Problem.
Output the data word for word, dropping every image.

Data shown.
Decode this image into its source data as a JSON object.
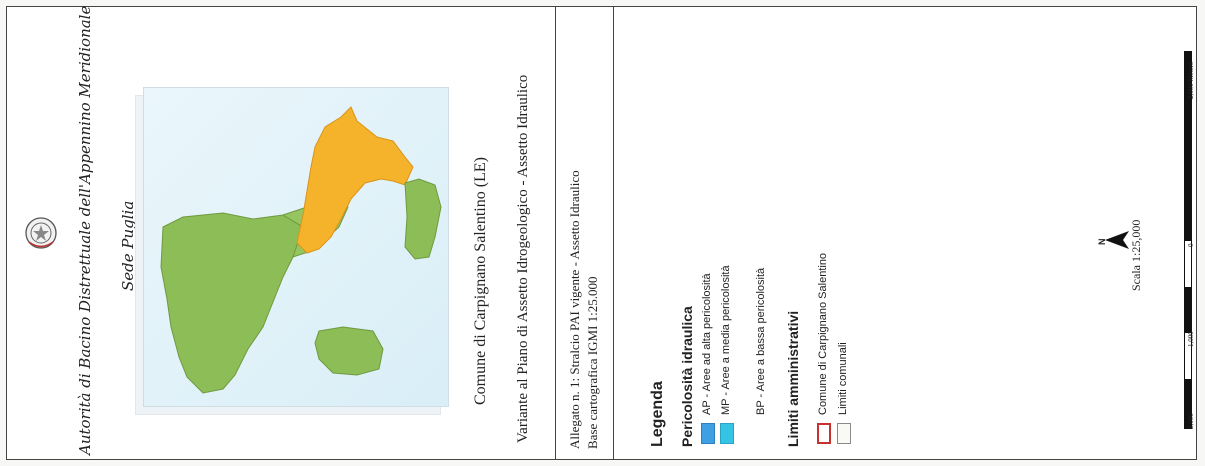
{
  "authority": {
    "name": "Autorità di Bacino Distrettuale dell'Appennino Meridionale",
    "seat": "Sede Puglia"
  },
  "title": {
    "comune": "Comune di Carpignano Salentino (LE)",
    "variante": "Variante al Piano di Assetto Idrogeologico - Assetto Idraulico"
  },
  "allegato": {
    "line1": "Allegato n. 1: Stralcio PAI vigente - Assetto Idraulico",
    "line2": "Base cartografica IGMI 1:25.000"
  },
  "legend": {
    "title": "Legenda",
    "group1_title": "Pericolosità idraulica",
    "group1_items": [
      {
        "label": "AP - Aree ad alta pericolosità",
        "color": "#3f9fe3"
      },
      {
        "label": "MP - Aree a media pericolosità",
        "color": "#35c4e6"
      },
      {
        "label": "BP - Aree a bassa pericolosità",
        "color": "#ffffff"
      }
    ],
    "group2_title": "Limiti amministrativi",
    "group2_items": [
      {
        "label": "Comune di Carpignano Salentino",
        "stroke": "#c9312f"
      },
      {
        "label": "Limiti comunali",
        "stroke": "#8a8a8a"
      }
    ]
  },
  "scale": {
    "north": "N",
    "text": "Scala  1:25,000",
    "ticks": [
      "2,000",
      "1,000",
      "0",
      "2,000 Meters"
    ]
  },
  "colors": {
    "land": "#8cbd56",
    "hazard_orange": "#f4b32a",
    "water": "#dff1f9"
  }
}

In response.
Decode this image into its source data as a JSON object.
{
  "authority": {
    "name": "Autorità di Bacino Distrettuale dell'Appennino Meridionale",
    "seat": "Sede Puglia"
  },
  "title": {
    "comune": "Comune di Carpignano Salentino (LE)",
    "variante": "Variante al Piano di Assetto Idrogeologico - Assetto Idraulico"
  },
  "allegato": {
    "line1": "Allegato n. 1: Stralcio PAI vigente - Assetto Idraulico",
    "line2": "Base cartografica IGMI 1:25.000"
  },
  "legend": {
    "title": "Legenda",
    "group1_title": "Pericolosità idraulica",
    "group1_items": [
      {
        "label": "AP - Aree ad alta pericolosità",
        "color": "#3f9fe3"
      },
      {
        "label": "MP - Aree a media pericolosità",
        "color": "#35c4e6"
      },
      {
        "label": "BP - Aree a bassa pericolosità",
        "color": "#ffffff"
      }
    ],
    "group2_title": "Limiti amministrativi",
    "group2_items": [
      {
        "label": "Comune di Carpignano Salentino",
        "stroke": "#c9312f"
      },
      {
        "label": "Limiti comunali",
        "stroke": "#8a8a8a"
      }
    ]
  },
  "scale": {
    "north": "N",
    "text": "Scala  1:25,000",
    "ticks": [
      "2,000",
      "1,000",
      "0",
      "2,000 Meters"
    ]
  },
  "colors": {
    "land": "#8cbd56",
    "hazard_orange": "#f4b32a",
    "water": "#dff1f9"
  }
}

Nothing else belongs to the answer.